> [PROBLEM DETAILS] Write out the material below as a numbered list, skipping any blank lines and leaving out the pictures.

** begin **

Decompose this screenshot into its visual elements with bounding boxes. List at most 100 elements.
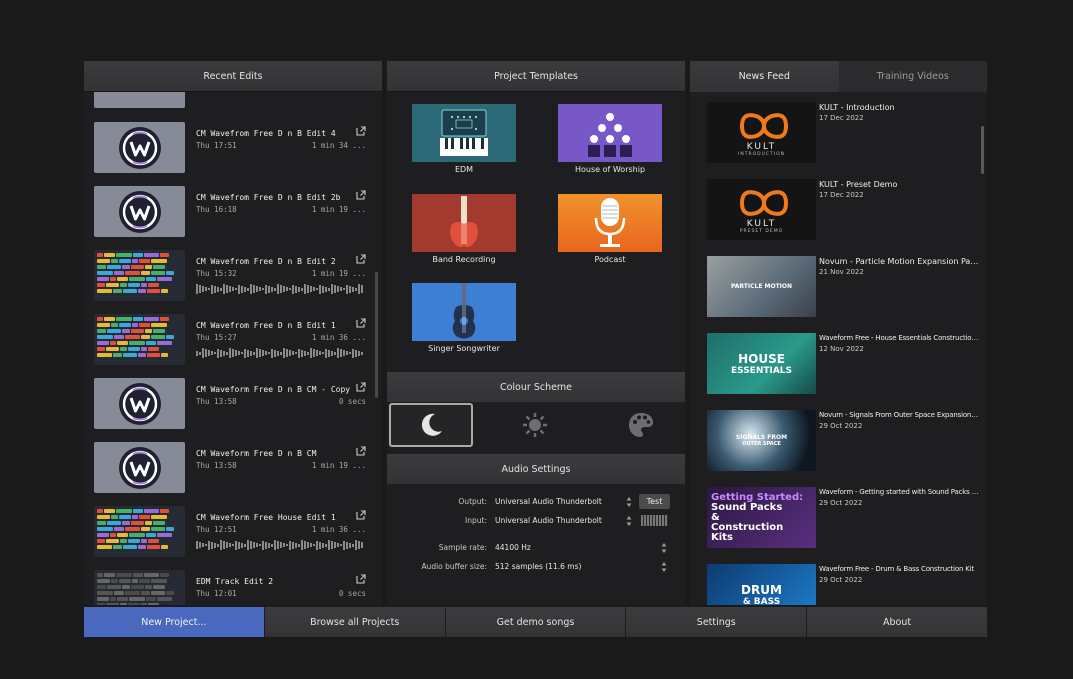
project-thumbnail[interactable] (94, 314, 185, 365)
buffer-size-stepper-icon[interactable] (661, 561, 667, 573)
news-thumbnail[interactable]: DRUM & BASS (707, 564, 816, 605)
open-external-icon[interactable] (356, 190, 366, 200)
news-list[interactable]: KULT INTRODUCTION KULT - Introduction 17 De… (690, 92, 987, 605)
output-select[interactable]: Universal Audio Thunderbolt (495, 497, 602, 506)
acoustic-guitar-icon (412, 283, 516, 341)
waveform-logo-icon (118, 382, 161, 425)
edit-title: CM Wavefrom Free D n B Edit 4 (196, 129, 336, 138)
project-thumbnail[interactable] (94, 506, 185, 557)
news-item[interactable]: DRUM & BASS Waveform Free - Drum & Bass Co… (690, 564, 987, 605)
test-button[interactable]: Test (639, 494, 670, 509)
news-item[interactable]: SIGNALS FROM OUTER SPACE Novum - Signals F… (690, 410, 987, 480)
news-item[interactable]: HOUSE ESSENTIALS Waveform Free - House Ess… (690, 333, 987, 403)
edit-duration: 1 min 19 ... (311, 205, 366, 214)
custom-scheme-button[interactable] (599, 403, 683, 447)
template-podcast[interactable]: Podcast (558, 194, 662, 264)
project-thumbnail[interactable] (94, 378, 185, 429)
edit-date: Thu 16:18 (196, 205, 237, 214)
colour-scheme-header: Colour Scheme (387, 372, 685, 402)
audio-waveform (196, 284, 366, 294)
waveform-logo-icon (118, 126, 161, 169)
edit-duration: 0 secs (338, 397, 366, 406)
recent-edit-item[interactable]: CM Wavefrom Free D n B Edit 2 Thu 15:32 1 … (84, 250, 382, 310)
news-thumb-title: KULT (746, 142, 777, 152)
recent-edits-panel: Recent Edits CM Wavefrom Free D n B Edit… (84, 61, 382, 605)
dark-scheme-button[interactable] (389, 403, 473, 447)
news-thumbnail[interactable]: Getting Started: Sound Packs & Constructi… (707, 487, 816, 548)
edit-title: CM Waveform Free D n B CM - Copy (196, 385, 351, 394)
news-thumb-subtitle: Sound Packs & Construction Kits (711, 502, 784, 543)
recent-edit-item[interactable]: CM Wavefrom Free D n B Edit 1 Thu 15:27 1 … (84, 314, 382, 374)
open-external-icon[interactable] (356, 446, 366, 456)
news-panel: News Feed Training Videos KULT INTRODUCTI… (690, 61, 987, 605)
recent-edit-item[interactable]: CM Wavefrom Free D n B Edit 4 Thu 17:51 1 … (84, 122, 382, 182)
news-thumb-subtitle: OUTER SPACE (742, 441, 781, 447)
news-thumbnail[interactable]: PARTICLE MOTION (707, 256, 816, 317)
tab-training-videos[interactable]: Training Videos (838, 61, 987, 92)
open-external-icon[interactable] (356, 318, 366, 328)
new-project-button[interactable]: New Project... (84, 607, 265, 637)
get-demo-songs-button[interactable]: Get demo songs (445, 607, 627, 637)
input-stepper-icon[interactable] (626, 515, 632, 527)
recent-edit-item[interactable]: CM Waveform Free D n B CM - Copy Thu 13:5… (84, 378, 382, 438)
news-thumb-subtitle: & BASS (742, 596, 781, 606)
news-scrollbar[interactable] (981, 126, 984, 174)
input-label: Input: (465, 516, 487, 525)
open-external-icon[interactable] (356, 126, 366, 136)
browse-all-projects-button[interactable]: Browse all Projects (264, 607, 446, 637)
news-thumbnail[interactable]: SIGNALS FROM OUTER SPACE (707, 410, 816, 471)
news-thumb-title: SIGNALS FROM (735, 434, 788, 441)
news-item[interactable]: PARTICLE MOTION Novum - Particle Motion E… (690, 256, 987, 326)
input-select[interactable]: Universal Audio Thunderbolt (495, 516, 602, 525)
settings-button[interactable]: Settings (626, 607, 808, 637)
template-house-of-worship[interactable]: House of Worship (558, 104, 662, 174)
news-tabs: News Feed Training Videos (690, 61, 987, 92)
template-edm[interactable]: EDM (412, 104, 516, 174)
sample-rate-stepper-icon[interactable] (661, 542, 667, 554)
template-band-recording[interactable]: Band Recording (412, 194, 516, 264)
news-thumb-subtitle: PRESET DEMO (739, 229, 784, 234)
news-item[interactable]: KULT INTRODUCTION KULT - Introduction 17 De… (690, 102, 987, 172)
output-stepper-icon[interactable] (626, 496, 632, 508)
project-templates-header: Project Templates (387, 61, 685, 92)
audio-waveform (196, 540, 366, 550)
news-item[interactable]: Getting Started: Sound Packs & Constructi… (690, 487, 987, 557)
project-thumbnail[interactable] (94, 186, 185, 237)
template-singer-songwriter[interactable]: Singer Songwriter (412, 283, 516, 353)
recent-edit-item[interactable]: CM Wavefrom Free D n B Edit 2b Thu 16:18 1… (84, 186, 382, 246)
project-thumbnail[interactable] (94, 442, 185, 493)
edit-title: CM Waveform Free House Edit 1 (196, 513, 336, 522)
edit-date: Thu 12:51 (196, 525, 237, 534)
edit-date: Thu 13:58 (196, 397, 237, 406)
recent-edits-list[interactable]: CM Wavefrom Free D n B Edit 4 Thu 17:51 1 … (84, 92, 382, 605)
news-thumbnail[interactable]: KULT PRESET DEMO (707, 179, 816, 240)
project-thumbnail[interactable] (94, 122, 185, 173)
edit-thumbnail-partial[interactable] (94, 92, 185, 108)
recent-edit-item[interactable]: EDM Track Edit 2 Thu 12:01 0 secs (84, 570, 382, 605)
news-thumbnail[interactable]: KULT INTRODUCTION (707, 102, 816, 163)
recent-edit-item[interactable]: CM Waveform Free House Edit 1 Thu 12:51 1 … (84, 506, 382, 566)
buffer-size-row: Audio buffer size: 512 samples (11.6 ms) (387, 559, 685, 575)
edit-date: Thu 12:01 (196, 589, 237, 598)
recent-edit-item[interactable]: CM Waveform Free D n B CM Thu 13:58 1 min … (84, 442, 382, 502)
news-title: Waveform Free - House Essentials Constru… (819, 334, 979, 342)
news-thumbnail[interactable]: HOUSE ESSENTIALS (707, 333, 816, 394)
news-title: KULT - Preset Demo (819, 180, 898, 189)
open-external-icon[interactable] (356, 254, 366, 264)
tab-news-feed[interactable]: News Feed (690, 61, 839, 92)
buffer-size-select[interactable]: 512 samples (11.6 ms) (495, 562, 581, 571)
open-external-icon[interactable] (356, 382, 366, 392)
open-external-icon[interactable] (356, 574, 366, 584)
sample-rate-select[interactable]: 44100 Hz (495, 543, 531, 552)
news-item[interactable]: KULT PRESET DEMO KULT - Preset Demo 17 Dec … (690, 179, 987, 249)
project-thumbnail[interactable] (94, 250, 185, 301)
recent-edits-scrollbar[interactable] (375, 272, 378, 398)
open-external-icon[interactable] (356, 510, 366, 520)
edm-keyboard-icon (412, 104, 516, 162)
project-thumbnail[interactable] (94, 570, 185, 605)
sun-icon (523, 413, 547, 437)
template-label: Band Recording (432, 255, 496, 264)
output-label: Output: (458, 497, 487, 506)
light-scheme-button[interactable] (493, 403, 577, 447)
about-button[interactable]: About (807, 607, 987, 637)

** end **

> [COMPLETE OUTPUT]
1. Decompose this screenshot into its visual elements with bounding boxes. List at most 100 elements.
2. project-thumbnail[interactable] (94, 314, 185, 365)
3. buffer-size-stepper-icon[interactable] (661, 561, 667, 573)
4. news-thumbnail[interactable]: DRUM & BASS (707, 564, 816, 605)
5. open-external-icon[interactable] (356, 190, 366, 200)
6. news-list[interactable]: KULT INTRODUCTION KULT - Introduction 17 De… (690, 92, 987, 605)
7. output-select[interactable]: Universal Audio Thunderbolt (495, 497, 602, 506)
8. acoustic-guitar-icon (412, 283, 516, 341)
9. waveform-logo-icon (118, 382, 161, 425)
10. edit-title: CM Wavefrom Free D n B Edit 4 (196, 129, 336, 138)
11. project-thumbnail[interactable] (94, 506, 185, 557)
12. news-item[interactable]: DRUM & BASS Waveform Free - Drum & Bass Co… (690, 564, 987, 605)
13. test-button[interactable]: Test (639, 494, 670, 509)
14. news-item[interactable]: SIGNALS FROM OUTER SPACE Novum - Signals F… (690, 410, 987, 480)
15. news-item[interactable]: HOUSE ESSENTIALS Waveform Free - House Ess… (690, 333, 987, 403)
16. edit-duration: 1 min 19 ... (311, 205, 366, 214)
17. custom-scheme-button[interactable] (599, 403, 683, 447)
18. template-podcast[interactable]: Podcast (558, 194, 662, 264)
19. project-thumbnail[interactable] (94, 378, 185, 429)
20. edit-date: Thu 16:18 (196, 205, 237, 214)
21. colour-scheme-header: Colour Scheme (387, 372, 685, 402)
22. audio-waveform (196, 284, 366, 294)
23. waveform-logo-icon (118, 126, 161, 169)
24. edit-duration: 0 secs (338, 397, 366, 406)
25. recent-edit-item[interactable]: CM Wavefrom Free D n B Edit 2 Thu 15:32 1 … (84, 250, 382, 310)
26. news-thumb-title: KULT (746, 142, 777, 152)
27. recent-edits-panel: Recent Edits CM Wavefrom Free D n B Edit… (84, 61, 382, 605)
28. dark-scheme-button[interactable] (389, 403, 473, 447)
29. news-thumbnail[interactable]: Getting Started: Sound Packs & Constructi… (707, 487, 816, 548)
30. edit-title: CM Waveform Free D n B CM - Copy (196, 385, 351, 394)
31. news-thumb-subtitle: Sound Packs & Construction Kits (711, 502, 784, 543)
32. recent-edit-item[interactable]: CM Wavefrom Free D n B Edit 1 Thu 15:27 1 … (84, 314, 382, 374)
33. open-external-icon[interactable] (356, 446, 366, 456)
34. news-panel: News Feed Training Videos KULT INTRODUCTI… (690, 61, 987, 605)
35. recent-edit-item[interactable]: CM Wavefrom Free D n B Edit 4 Thu 17:51 1 … (84, 122, 382, 182)
36. news-thumb-subtitle: OUTER SPACE (742, 441, 781, 447)
37. news-thumbnail[interactable]: PARTICLE MOTION (707, 256, 816, 317)
38. tab-training-videos[interactable]: Training Videos (838, 61, 987, 92)
39. open-external-icon[interactable] (356, 318, 366, 328)
40. new-project-button[interactable]: New Project... (84, 607, 265, 637)
41. get-demo-songs-button[interactable]: Get demo songs (445, 607, 627, 637)
42. input-stepper-icon[interactable] (626, 515, 632, 527)
43. recent-edit-item[interactable]: CM Waveform Free D n B CM - Copy Thu 13:5… (84, 378, 382, 438)
44. news-thumb-subtitle: & BASS (742, 596, 781, 606)
45. news-scrollbar[interactable] (981, 126, 984, 174)
46. input-label: Input: (465, 516, 487, 525)
47. open-external-icon[interactable] (356, 126, 366, 136)
48. browse-all-projects-button[interactable]: Browse all Projects (264, 607, 446, 637)
49. news-thumbnail[interactable]: SIGNALS FROM OUTER SPACE (707, 410, 816, 471)
50. news-thumb-title: SIGNALS FROM (735, 434, 788, 441)
51. news-item[interactable]: PARTICLE MOTION Novum - Particle Motion E… (690, 256, 987, 326)
52. input-select[interactable]: Universal Audio Thunderbolt (495, 516, 602, 525)
53. settings-button[interactable]: Settings (626, 607, 808, 637)
54. template-house-of-worship[interactable]: House of Worship (558, 104, 662, 174)
55. news-tabs: News Feed Training Videos (690, 61, 987, 92)
56. template-edm[interactable]: EDM (412, 104, 516, 174)
57. sample-rate-stepper-icon[interactable] (661, 542, 667, 554)
58. template-band-recording[interactable]: Band Recording (412, 194, 516, 264)
59. news-thumb-subtitle: PRESET DEMO (739, 229, 784, 234)
60. news-item[interactable]: KULT INTRODUCTION KULT - Introduction 17 De… (690, 102, 987, 172)
61. output-stepper-icon[interactable] (626, 496, 632, 508)
62. project-templates-header: Project Templates (387, 61, 685, 92)
63. audio-waveform (196, 540, 366, 550)
64. news-item[interactable]: Getting Started: Sound Packs & Constructi… (690, 487, 987, 557)
65. project-thumbnail[interactable] (94, 186, 185, 237)
66. template-singer-songwriter[interactable]: Singer Songwriter (412, 283, 516, 353)
67. recent-edit-item[interactable]: CM Wavefrom Free D n B Edit 2b Thu 16:18 1… (84, 186, 382, 246)
68. project-thumbnail[interactable] (94, 442, 185, 493)
69. edit-title: CM Waveform Free House Edit 1 (196, 513, 336, 522)
70. edit-date: Thu 12:51 (196, 525, 237, 534)
71. edit-date: Thu 13:58 (196, 397, 237, 406)
72. recent-edits-list[interactable]: CM Wavefrom Free D n B Edit 4 Thu 17:51 1 … (84, 92, 382, 605)
73. news-thumbnail[interactable]: KULT PRESET DEMO (707, 179, 816, 240)
74. project-thumbnail[interactable] (94, 122, 185, 173)
75. edit-thumbnail-partial[interactable] (94, 92, 185, 108)
76. recent-edit-item[interactable]: EDM Track Edit 2 Thu 12:01 0 secs (84, 570, 382, 605)
77. news-thumbnail[interactable]: KULT INTRODUCTION (707, 102, 816, 163)
78. recent-edit-item[interactable]: CM Waveform Free House Edit 1 Thu 12:51 1 … (84, 506, 382, 566)
79. buffer-size-row: Audio buffer size: 512 samples (11.6 ms) (387, 559, 685, 575)
80. edit-date: Thu 12:01 (196, 589, 237, 598)
81. recent-edit-item[interactable]: CM Waveform Free D n B CM Thu 13:58 1 min … (84, 442, 382, 502)
82. news-title: Waveform Free - House Essentials Constru… (819, 334, 979, 342)
83. news-thumbnail[interactable]: HOUSE ESSENTIALS (707, 333, 816, 394)
84. news-title: KULT - Preset Demo (819, 180, 898, 189)
85. open-external-icon[interactable] (356, 254, 366, 264)
86. tab-news-feed[interactable]: News Feed (690, 61, 839, 92)
87. buffer-size-select[interactable]: 512 samples (11.6 ms) (495, 562, 581, 571)
88. open-external-icon[interactable] (356, 382, 366, 392)
89. open-external-icon[interactable] (356, 574, 366, 584)
90. sample-rate-select[interactable]: 44100 Hz (495, 543, 531, 552)
91. news-item[interactable]: KULT PRESET DEMO KULT - Preset Demo 17 Dec … (690, 179, 987, 249)
92. project-thumbnail[interactable] (94, 250, 185, 301)
93. recent-edits-scrollbar[interactable] (375, 272, 378, 398)
94. open-external-icon[interactable] (356, 510, 366, 520)
95. edm-keyboard-icon (412, 104, 516, 162)
96. project-thumbnail[interactable] (94, 570, 185, 605)
97. sun-icon (523, 413, 547, 437)
98. template-label: Band Recording (432, 255, 496, 264)
99. output-label: Output: (458, 497, 487, 506)
100. light-scheme-button[interactable] (493, 403, 577, 447)
101. about-button[interactable]: About (807, 607, 987, 637)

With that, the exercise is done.